AIM -> Pull each line containing "求实数m" out of the data and copy it.

══ DATA FOR PROCESSING

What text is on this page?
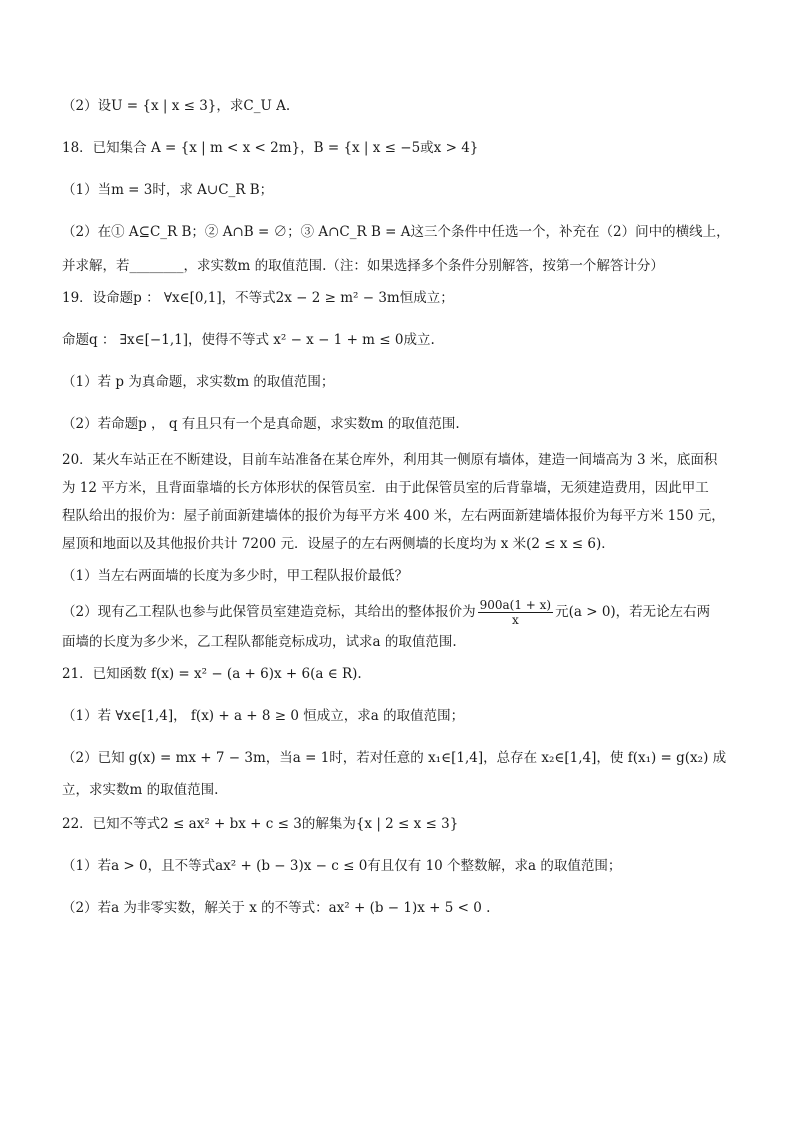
（2）设U = {x | x ≤ 3}，求C_U A.
18．已知集合 A = {x | m < x < 2m}，B = {x | x ≤ −5或x > 4}
（1）当m = 3时，求 A∪C_R B；
（2）在① A⊆C_R B；② A∩B = ∅；③ A∩C_R B = A这三个条件中任选一个，补充在（2）问中的横线上，
并求解，若________，求实数m 的取值范围.（注：如果选择多个条件分别解答，按第一个解答计分）
19．设命题p ： ∀x∈[0,1]，不等式2x − 2 ≥ m² − 3m恒成立；
命题q ： ∃x∈[−1,1]，使得不等式 x² − x − 1 + m ≤ 0成立.
（1）若 p 为真命题，求实数m 的取值范围；
（2）若命题p ， q 有且只有一个是真命题，求实数m 的取值范围.
20．某火车站正在不断建设，目前车站准备在某仓库外，利用其一侧原有墙体，建造一间墙高为 3 米，底面积
为 12 平方米，且背面靠墙的长方体形状的保管员室．由于此保管员室的后背靠墙，无须建造费用，因此甲工
程队给出的报价为：屋子前面新建墙体的报价为每平方米 400 米，左右两面新建墙体报价为每平方米 150 元，
屋顶和地面以及其他报价共计 7200 元．设屋子的左右两侧墙的长度均为 x 米(2 ≤ x ≤ 6)．
（1）当左右两面墙的长度为多少时，甲工程队报价最低？
面墙的长度为多少米，乙工程队都能竞标成功，试求a 的取值范围.
21．已知函数 f(x) = x² − (a + 6)x + 6(a ∈ R).
（1）若 ∀x∈[1,4]， f(x) + a + 8 ≥ 0 恒成立，求a 的取值范围；
（2）已知 g(x) = mx + 7 − 3m，当a = 1时，若对任意的 x₁∈[1,4]，总存在 x₂∈[1,4]，使 f(x₁) = g(x₂) 成
立，求实数m 的取值范围.
22．已知不等式2 ≤ ax² + bx + c ≤ 3的解集为{x | 2 ≤ x ≤ 3}
（1）若a > 0，且不等式ax² + (b − 3)x − c ≤ 0有且仅有 10 个整数解，求a 的取值范围；
（2）若a 为非零实数，解关于 x 的不等式：ax² + (b − 1)x + 5 < 0 .
（2）现有乙工程队也参与此保管员室建造竞标，其给出的整体报价为 $\frac{900a(1 + x)}{x}$ 元(a > 0)，若无论左右两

════

SOLUTION BELOW ->
并求解，若________，求实数m 的取值范围.（注：如果选择多个条件分别解答，按第一个解答计分）
（1）若 p 为真命题，求实数m 的取值范围；
（2）若命题p ， q 有且只有一个是真命题，求实数m 的取值范围.
立，求实数m 的取值范围.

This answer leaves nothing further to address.